__WRITTEN REQUEST__.
Print the listing in its entirety and exactly, leaving out images.

----

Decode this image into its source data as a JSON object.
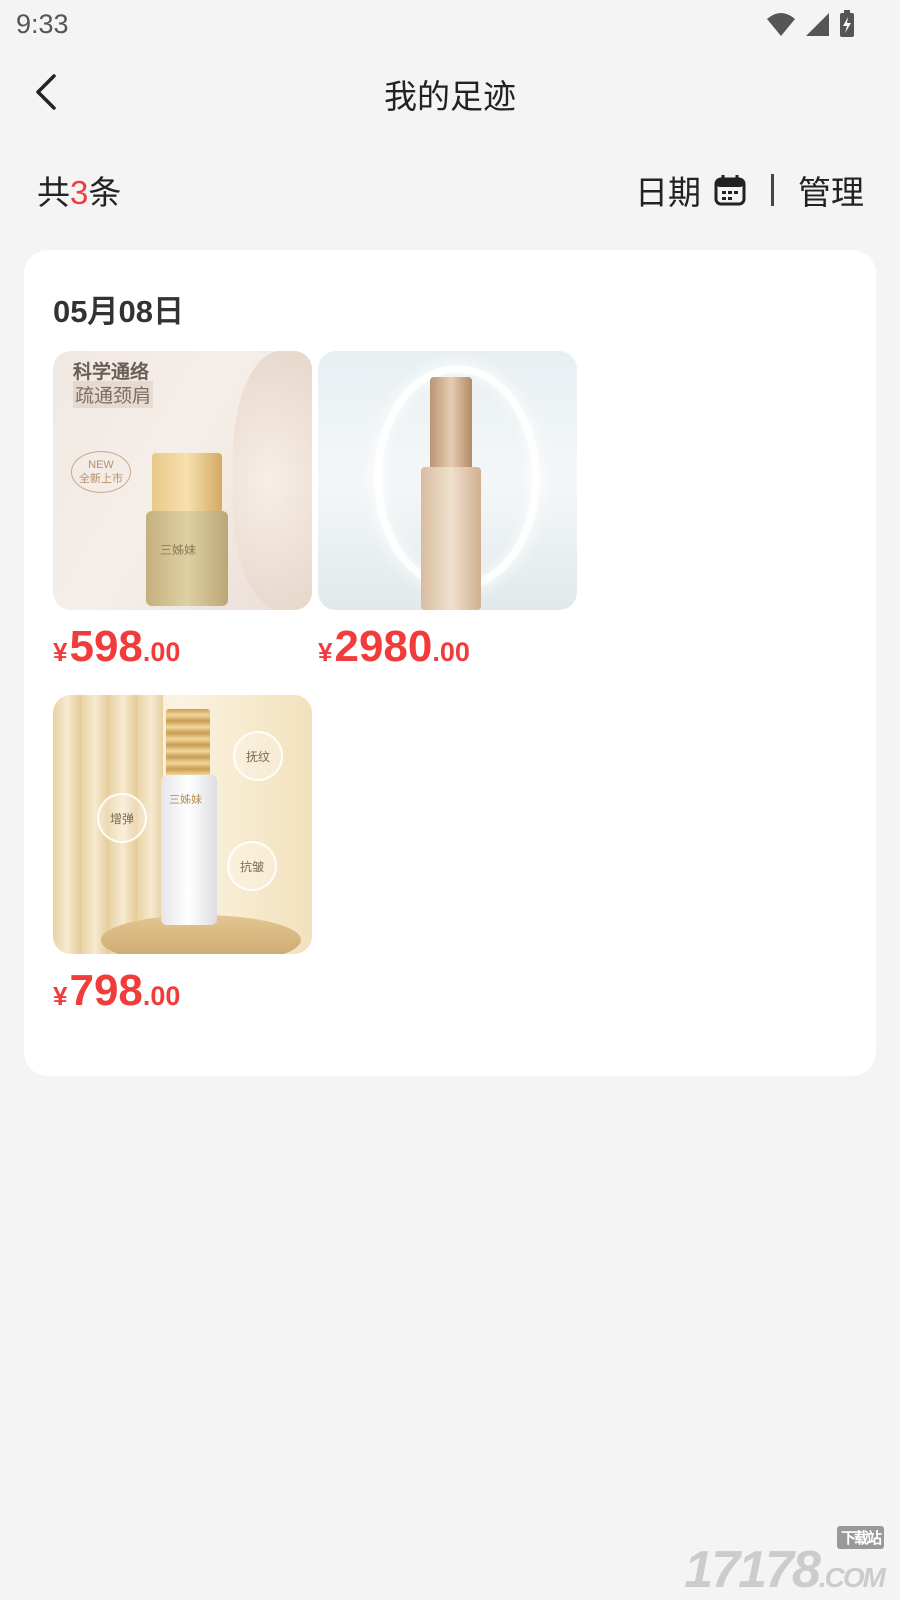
{
  "status_bar": {
    "time": "9:33"
  },
  "header": {
    "title": "我的足迹"
  },
  "summary": {
    "prefix": "共",
    "count": "3",
    "suffix": "条"
  },
  "toolbar": {
    "date_label": "日期",
    "manage_label": "管理"
  },
  "group": {
    "date": "05月08日",
    "products": [
      {
        "currency": "¥",
        "price_int": "598",
        "price_dec": ".00",
        "image_text_1": "科学通络",
        "image_text_2": "疏通颈肩",
        "badge_1": "NEW",
        "badge_2": "全新上市",
        "brand": "三姊妹"
      },
      {
        "currency": "¥",
        "price_int": "2980",
        "price_dec": ".00"
      },
      {
        "currency": "¥",
        "price_int": "798",
        "price_dec": ".00",
        "bubble_1": "抚纹",
        "bubble_2": "增弹",
        "bubble_3": "抗皱",
        "brand": "三姊妹"
      }
    ]
  },
  "watermark": {
    "main": "17178",
    "sub": "下载站",
    "tld": ".COM"
  }
}
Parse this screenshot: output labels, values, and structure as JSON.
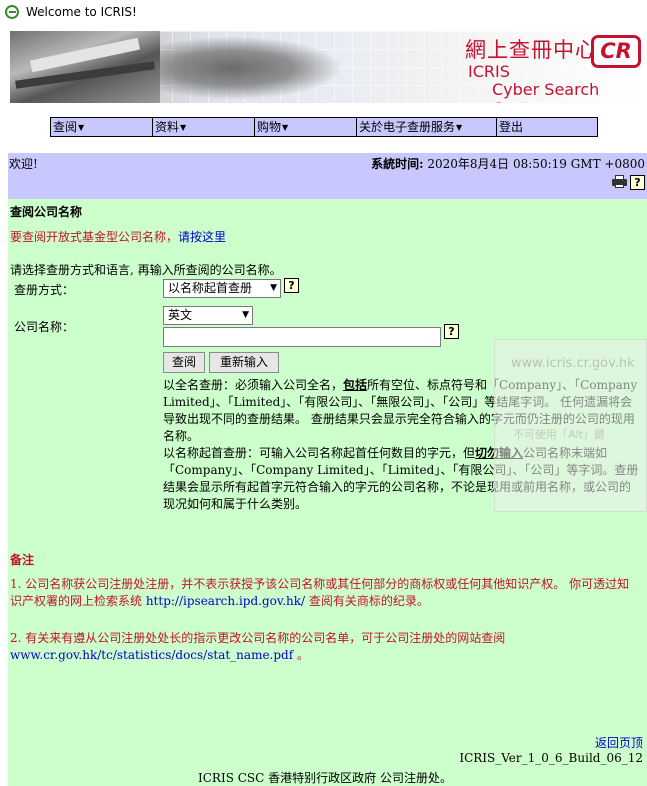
{
  "window": {
    "title": "Welcome to ICRIS!"
  },
  "banner": {
    "cn_title": "網上查冊中心",
    "logo": "CR",
    "en_line1": "ICRIS",
    "en_line2": "Cyber Search Centre"
  },
  "menu": [
    {
      "label": "查阅"
    },
    {
      "label": "资料"
    },
    {
      "label": "购物"
    },
    {
      "label": "关於电子查册服务"
    },
    {
      "label": "登出"
    }
  ],
  "status": {
    "welcome": "欢迎!",
    "time_label": "系統时间:",
    "time_value": " 2020年8月4日 08:50:19 GMT +0800"
  },
  "page": {
    "title": "查阅公司名称",
    "open_fund_text": "要查阅开放式基金型公司名称，",
    "open_fund_link": "请按这里",
    "instruction": "请选择查册方式和语言, 再输入所查阅的公司名称。",
    "method_label": "查册方式：",
    "method_value": "以名称起首查册",
    "name_label": "公司名称：",
    "lang_value": "英文",
    "name_value": "",
    "search_button": "查阅",
    "reset_button": "重新输入",
    "desc1_a": "以全名查册：必须输入公司全名，",
    "desc1_b": "包括",
    "desc1_c": "所有空位、标点符号和「Company」、「Company Limited」、「Limited」、「有限公司」、「無限公司」、「公司」等结尾字词。 任何遗漏将会导致出现不同的查册结果。 查册结果只会显示完全符合输入的字元而仍注册的公司的现用名称。",
    "desc2_a": "以名称起首查册：可输入公司名称起首任何数目的字元，但",
    "desc2_b": "切勿输入",
    "desc2_c": "公司名称末端如「Company」、「Company Limited」、「Limited」、「有限公司」、「公司」等字词。查册结果会显示所有起首字元符合输入的字元的公司名称，不论是现用或前用名称，或公司的现况如何和属于什么类别。"
  },
  "remarks": {
    "title": "备注",
    "note1_a": "1.  公司名称获公司注册处注册，并不表示获授予该公司名称或其任何部分的商标权或任何其他知识产权。 你可透过知识产权署的网上检索系统 ",
    "note1_url": "http://ipsearch.ipd.gov.hk/",
    "note1_b": " 查阅有关商标的纪录。",
    "note2_a": "2.  有关来有遵从公司注册处处长的指示更改公司名称的公司名单，可于公司注册处的网站查阅 ",
    "note2_url": "www.cr.gov.hk/tc/statistics/docs/stat_name.pdf",
    "note2_b": " 。"
  },
  "footer": {
    "back_to_top": "返回页顶",
    "build": "ICRIS_Ver_1_0_6_Build_06_12",
    "copyright": "ICRIS CSC 香港特别行政区政府 公司注册处。"
  },
  "overlay": {
    "url": "www.icris.cr.gov.hk",
    "hint": "不可使用「Alt」鍵"
  },
  "colors": {
    "menu_bg": "#c8c8ff",
    "main_bg": "#ccffcc",
    "accent_red": "#c4122f",
    "link_blue": "#0000cc"
  }
}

----

__TASK RESULT__.
Decode this image into its source data as a JSON object.
{
  "status_bar": {
    "time": "9:33"
  },
  "header": {
    "title": "我的足迹"
  },
  "summary": {
    "prefix": "共",
    "count": "3",
    "suffix": "条"
  },
  "toolbar": {
    "date_label": "日期",
    "manage_label": "管理"
  },
  "group": {
    "date": "05月08日",
    "products": [
      {
        "currency": "¥",
        "price_int": "598",
        "price_dec": ".00",
        "image_text_1": "科学通络",
        "image_text_2": "疏通颈肩",
        "badge_1": "NEW",
        "badge_2": "全新上市",
        "brand": "三姊妹"
      },
      {
        "currency": "¥",
        "price_int": "2980",
        "price_dec": ".00"
      },
      {
        "currency": "¥",
        "price_int": "798",
        "price_dec": ".00",
        "bubble_1": "抚纹",
        "bubble_2": "增弹",
        "bubble_3": "抗皱",
        "brand": "三姊妹"
      }
    ]
  },
  "watermark": {
    "main": "17178",
    "sub": "下载站",
    "tld": ".COM"
  }
}
Parse this screenshot: output labels, values, and structure as JSON.
{
  "window": {
    "title": "Welcome to ICRIS!"
  },
  "banner": {
    "cn_title": "網上查冊中心",
    "logo": "CR",
    "en_line1": "ICRIS",
    "en_line2": "Cyber Search Centre"
  },
  "menu": [
    {
      "label": "查阅"
    },
    {
      "label": "资料"
    },
    {
      "label": "购物"
    },
    {
      "label": "关於电子查册服务"
    },
    {
      "label": "登出"
    }
  ],
  "status": {
    "welcome": "欢迎!",
    "time_label": "系統时间:",
    "time_value": " 2020年8月4日 08:50:19 GMT +0800"
  },
  "page": {
    "title": "查阅公司名称",
    "open_fund_text": "要查阅开放式基金型公司名称，",
    "open_fund_link": "请按这里",
    "instruction": "请选择查册方式和语言, 再输入所查阅的公司名称。",
    "method_label": "查册方式：",
    "method_value": "以名称起首查册",
    "name_label": "公司名称：",
    "lang_value": "英文",
    "name_value": "",
    "search_button": "查阅",
    "reset_button": "重新输入",
    "desc1_a": "以全名查册：必须输入公司全名，",
    "desc1_b": "包括",
    "desc1_c": "所有空位、标点符号和「Company」、「Company Limited」、「Limited」、「有限公司」、「無限公司」、「公司」等结尾字词。 任何遗漏将会导致出现不同的查册结果。 查册结果只会显示完全符合输入的字元而仍注册的公司的现用名称。",
    "desc2_a": "以名称起首查册：可输入公司名称起首任何数目的字元，但",
    "desc2_b": "切勿输入",
    "desc2_c": "公司名称末端如「Company」、「Company Limited」、「Limited」、「有限公司」、「公司」等字词。查册结果会显示所有起首字元符合输入的字元的公司名称，不论是现用或前用名称，或公司的现况如何和属于什么类别。"
  },
  "remarks": {
    "title": "备注",
    "note1_a": "1.  公司名称获公司注册处注册，并不表示获授予该公司名称或其任何部分的商标权或任何其他知识产权。 你可透过知识产权署的网上检索系统 ",
    "note1_url": "http://ipsearch.ipd.gov.hk/",
    "note1_b": " 查阅有关商标的纪录。",
    "note2_a": "2.  有关来有遵从公司注册处处长的指示更改公司名称的公司名单，可于公司注册处的网站查阅 ",
    "note2_url": "www.cr.gov.hk/tc/statistics/docs/stat_name.pdf",
    "note2_b": " 。"
  },
  "footer": {
    "back_to_top": "返回页顶",
    "build": "ICRIS_Ver_1_0_6_Build_06_12",
    "copyright": "ICRIS CSC 香港特别行政区政府 公司注册处。"
  },
  "overlay": {
    "url": "www.icris.cr.gov.hk",
    "hint": "不可使用「Alt」鍵"
  },
  "colors": {
    "menu_bg": "#c8c8ff",
    "main_bg": "#ccffcc",
    "accent_red": "#c4122f",
    "link_blue": "#0000cc"
  }
}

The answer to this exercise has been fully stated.